→ **STATED GOAL 1**: Which factors does the session listing say the study of the 2011 World Sledge Hockey Challenge examines for their effect on the event's financing?

→ **DOCUMENT SEGMENT**:
·····

3.45 pm – Politics and Financing of the 2011 World Sledge Hockey Challenge
Melinda Maika, MA Student – School of Kinesiology – Sport Management, University of Western Ontario
Many cities are beginning to adopt development strategies couched in the hosting of events. While mega-events including the Olympic Games and World Championships present most drastic examples, many smaller-scale events may also play into this strategy. The purpose of this study is to examine the politics and financing of the 2011 World Sledge Hockey Challenge held in London, ON. The aim is to determine the political actors and motives at play in bidding for this particular event, and to discern how political power, the power of sport, and support of para-sport specifically affected the financing achieved through grants and sponsorship to run this event. Information will be gathered through interviews with the local Director of Sport Tourism and with key members of the Host Organizing Committee involved in preparing grant applications and securing sponsorship. A case-study will be developed and related to research on event leveraging and legacies.
4.15 pm – IOC serving peace and development? Questioning their role in achieving United Nations Millennium Development Goals
Nicolien van Luijk, PhD Student – School of Kinesiology, UBC
When we talk about leveraging legacies of the Olympic Movement we often focus on the actual mega event of the Olympic Games and what benefits this could potentially bring to host communities. But what is becoming more frequent is the role of the Olympic Movement in Sport for Peace and Development initiatives in geographical places where a mega event host is nowhere to be seen. This presentation will focus on the International Olympic Committee’s burgeoning partnership with the United Nations as a possible legacy of the broader Olympic Movement. The history behind this partnership will be examined, and the Olympic Movement’s potential role as ‘expert’ on peace and development initiatives will be critiqued. As a first year PhD student, this presentation will provide an exciting opportunity for me to share and development my research topic with others and it is my hope to encourage questions and input from attendees.

·····

→ **DATA SUPPLIED**:
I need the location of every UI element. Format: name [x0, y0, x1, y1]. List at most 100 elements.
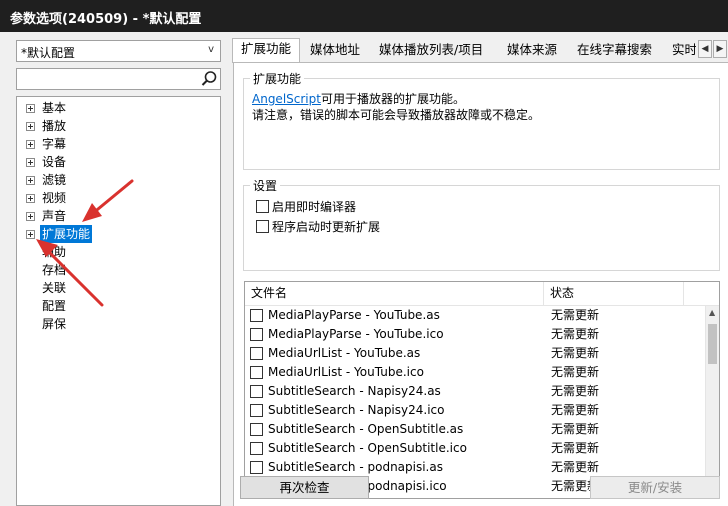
title-bar: 参数选项(240509) - *默认配置: [0, 0, 728, 32]
expand-icon[interactable]: [26, 212, 35, 221]
item-status: 无需更新: [551, 403, 600, 417]
item-status: 无需更新: [551, 308, 600, 322]
item-status: 无需更新: [551, 422, 600, 436]
warning-text: 请注意，错误的脚本可能会导致播放器故障或不稳定。: [252, 108, 541, 122]
settings-tree[interactable]: 基本 播放 字幕 设备 滤镜 视频 声音 扩展功能 辅助 存档 关联 配置 屏保: [16, 96, 221, 506]
tree-item-label: 视频: [42, 191, 67, 205]
item-checkbox[interactable]: [250, 366, 263, 379]
list-header: 文件名 状态: [245, 282, 719, 306]
item-filename: MediaPlayParse - YouTube.as: [268, 308, 440, 322]
item-filename: MediaPlayParse - YouTube.ico: [268, 327, 444, 341]
item-checkbox[interactable]: [250, 442, 263, 455]
preferences-dialog: *默认配置 v 基本 播放 字幕 设备 滤镜 视频 声音 扩展功能 辅助 存档 …: [0, 32, 728, 506]
item-checkbox[interactable]: [250, 347, 263, 360]
angelscript-link[interactable]: AngelScript: [252, 92, 321, 106]
tab-scroll-right-icon[interactable]: ▶: [713, 40, 727, 58]
update-on-start-label: 程序启动时更新扩展: [272, 220, 381, 234]
scrollbar-thumb[interactable]: [708, 324, 717, 364]
tab-media-source[interactable]: 媒体来源: [507, 40, 557, 62]
item-status: 无需更新: [551, 365, 600, 379]
profile-select-value: *默认配置: [21, 46, 76, 60]
list-item[interactable]: SubtitleSearch - podnapisi.as 无需更新: [245, 458, 705, 477]
profile-select[interactable]: *默认配置 v: [16, 40, 221, 62]
list-item[interactable]: MediaPlayParse - YouTube.as 无需更新: [245, 306, 705, 325]
item-status: 无需更新: [551, 460, 600, 474]
extension-description: AngelScript可用于播放器的扩展功能。: [252, 91, 465, 107]
list-scrollbar[interactable]: ▲ ▼: [705, 306, 719, 498]
scroll-up-icon[interactable]: ▲: [709, 308, 715, 317]
tree-item-label: 扩展功能: [40, 225, 93, 243]
tree-item-label: 配置: [42, 299, 67, 313]
item-checkbox[interactable]: [250, 423, 263, 436]
search-box: [16, 68, 221, 90]
item-filename: SubtitleSearch - OpenSubtitle.as: [268, 422, 464, 436]
item-filename: SubtitleSearch - podnapisi.as: [268, 460, 443, 474]
item-filename: SubtitleSearch - Napisy24.as: [268, 384, 441, 398]
column-filename[interactable]: 文件名: [245, 282, 544, 306]
item-checkbox[interactable]: [250, 385, 263, 398]
list-item[interactable]: MediaUrlList - YouTube.ico 无需更新: [245, 363, 705, 382]
update-install-button[interactable]: 更新/安装: [590, 476, 720, 499]
tab-extensions[interactable]: 扩展功能: [232, 38, 301, 63]
list-item[interactable]: SubtitleSearch - OpenSubtitle.ico 无需更新: [245, 439, 705, 458]
expand-icon[interactable]: [26, 194, 35, 203]
update-on-start-checkbox[interactable]: [256, 220, 269, 233]
settings-groupbox: 设置 启用即时编译器 程序启动时更新扩展: [243, 177, 720, 271]
item-status: 无需更新: [551, 441, 600, 455]
item-filename: MediaUrlList - YouTube.as: [268, 346, 421, 360]
item-checkbox[interactable]: [250, 309, 263, 322]
tab-scroll-left-icon[interactable]: ◀: [698, 40, 712, 58]
tree-item-label: 存档: [42, 263, 67, 277]
tree-item-label: 辅助: [42, 245, 67, 259]
recheck-button[interactable]: 再次检查: [240, 476, 369, 499]
item-checkbox[interactable]: [250, 404, 263, 417]
item-checkbox[interactable]: [250, 461, 263, 474]
tab-media-playlist[interactable]: 媒体播放列表/项目: [379, 40, 483, 62]
description-text: 可用于播放器的扩展功能。: [320, 92, 465, 106]
search-input[interactable]: [19, 71, 195, 87]
extensions-page: 扩展功能 AngelScript可用于播放器的扩展功能。 请注意，错误的脚本可能…: [233, 62, 728, 506]
item-status: 无需更新: [551, 346, 600, 360]
tab-media-url[interactable]: 媒体地址: [310, 40, 360, 62]
tree-item-label: 播放: [42, 119, 67, 133]
list-item[interactable]: SubtitleSearch - Napisy24.as 无需更新: [245, 382, 705, 401]
item-filename: SubtitleSearch - Napisy24.ico: [268, 403, 445, 417]
item-status: 无需更新: [551, 384, 600, 398]
list-item[interactable]: SubtitleSearch - Napisy24.ico 无需更新: [245, 401, 705, 420]
expand-icon[interactable]: [26, 140, 35, 149]
item-checkbox[interactable]: [250, 328, 263, 341]
update-on-start-option[interactable]: 程序启动时更新扩展: [256, 218, 456, 236]
list-item[interactable]: MediaUrlList - YouTube.as 无需更新: [245, 344, 705, 363]
group-title: 设置: [250, 177, 281, 194]
search-icon[interactable]: [200, 70, 218, 88]
tree-item-label: 基本: [42, 101, 67, 115]
item-filename: SubtitleSearch - OpenSubtitle.ico: [268, 441, 467, 455]
list-item[interactable]: SubtitleSearch - OpenSubtitle.as 无需更新: [245, 420, 705, 439]
group-title: 扩展功能: [250, 70, 305, 87]
item-status: 无需更新: [551, 327, 600, 341]
jit-compiler-label: 启用即时编译器: [272, 200, 357, 214]
expand-icon[interactable]: [26, 104, 35, 113]
tree-item-label: 声音: [42, 209, 67, 223]
window-title: 参数选项(240509) - *默认配置: [10, 12, 202, 27]
tab-realtime[interactable]: 实时: [672, 40, 696, 62]
tab-online-subtitle-search[interactable]: 在线字幕搜索: [577, 40, 652, 62]
tab-bar: 扩展功能 媒体地址 媒体播放列表/项目 媒体来源 在线字幕搜索 实时 ◀ ▶: [228, 38, 728, 63]
list-item[interactable]: MediaPlayParse - YouTube.ico 无需更新: [245, 325, 705, 344]
extension-file-list[interactable]: 文件名 状态 MediaPlayParse - YouTube.as 无需更新 …: [244, 281, 720, 499]
chevron-down-icon: v: [208, 44, 214, 55]
tree-item-label: 屏保: [42, 317, 67, 331]
expand-icon[interactable]: [26, 176, 35, 185]
expand-icon[interactable]: [26, 158, 35, 167]
expand-icon[interactable]: [26, 122, 35, 131]
extension-groupbox: 扩展功能 AngelScript可用于播放器的扩展功能。 请注意，错误的脚本可能…: [243, 70, 720, 170]
tree-item-label: 滤镜: [42, 173, 67, 187]
jit-compiler-option[interactable]: 启用即时编译器: [256, 198, 456, 216]
expand-icon[interactable]: [26, 230, 35, 239]
tree-item-label: 设备: [42, 155, 67, 169]
column-status[interactable]: 状态: [544, 282, 684, 306]
jit-compiler-checkbox[interactable]: [256, 200, 269, 213]
tree-item-label: 字幕: [42, 137, 67, 151]
tree-item-label: 关联: [42, 281, 67, 295]
item-filename: MediaUrlList - YouTube.ico: [268, 365, 424, 379]
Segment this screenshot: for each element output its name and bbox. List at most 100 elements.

·····

→ **STATED GOAL 2**: Could you rewrite the rows above, from the line with "title-bar: 参数选项(240509) - *默认配置: [0, 0, 728, 32]" up to and including the line with "384, 441, 398]", replacing "无需更新" with "已是最新" and leaving everything else unchanged? Return only those lines.

→ **COMPLETE OUTPUT 1**:
- Political power
- The power of sport
- Support of para-sport specifically

→ **COMPLETE OUTPUT 2**:
title-bar: 参数选项(240509) - *默认配置: [0, 0, 728, 32]
expand-icon[interactable]: [26, 212, 35, 221]
item-status: 已是最新: [551, 403, 600, 417]
item-status: 已是最新: [551, 308, 600, 322]
item-status: 已是最新: [551, 422, 600, 436]
warning-text: 请注意，错误的脚本可能会导致播放器故障或不稳定。: [252, 108, 541, 122]
settings-tree[interactable]: 基本 播放 字幕 设备 滤镜 视频 声音 扩展功能 辅助 存档 关联 配置 屏保: [16, 96, 221, 506]
tree-item-label: 视频: [42, 191, 67, 205]
item-checkbox[interactable]: [250, 366, 263, 379]
list-header: 文件名 状态: [245, 282, 719, 306]
item-filename: MediaPlayParse - YouTube.as: [268, 308, 440, 322]
item-filename: MediaPlayParse - YouTube.ico: [268, 327, 444, 341]
item-checkbox[interactable]: [250, 442, 263, 455]
preferences-dialog: *默认配置 v 基本 播放 字幕 设备 滤镜 视频 声音 扩展功能 辅助 存档 …: [0, 32, 728, 506]
item-checkbox[interactable]: [250, 347, 263, 360]
angelscript-link[interactable]: AngelScript: [252, 92, 321, 106]
tab-scroll-right-icon[interactable]: ▶: [713, 40, 727, 58]
update-on-start-label: 程序启动时更新扩展: [272, 220, 381, 234]
scrollbar-thumb[interactable]: [708, 324, 717, 364]
tab-media-source[interactable]: 媒体来源: [507, 40, 557, 62]
item-status: 已是最新: [551, 365, 600, 379]
profile-select-value: *默认配置: [21, 46, 76, 60]
list-item[interactable]: SubtitleSearch - podnapisi.as 已是最新: [245, 458, 705, 477]
profile-select[interactable]: *默认配置 v: [16, 40, 221, 62]
list-item[interactable]: MediaPlayParse - YouTube.as 已是最新: [245, 306, 705, 325]
item-status: 已是最新: [551, 460, 600, 474]
extension-description: AngelScript可用于播放器的扩展功能。: [252, 91, 465, 107]
list-scrollbar[interactable]: ▲ ▼: [705, 306, 719, 498]
scroll-up-icon[interactable]: ▲: [709, 308, 715, 317]
tree-item-label: 扩展功能: [40, 225, 93, 243]
tree-item-label: 配置: [42, 299, 67, 313]
item-checkbox[interactable]: [250, 423, 263, 436]
search-box: [16, 68, 221, 90]
item-filename: SubtitleSearch - OpenSubtitle.as: [268, 422, 464, 436]
item-filename: SubtitleSearch - podnapisi.as: [268, 460, 443, 474]
item-filename: SubtitleSearch - Napisy24.as: [268, 384, 441, 398]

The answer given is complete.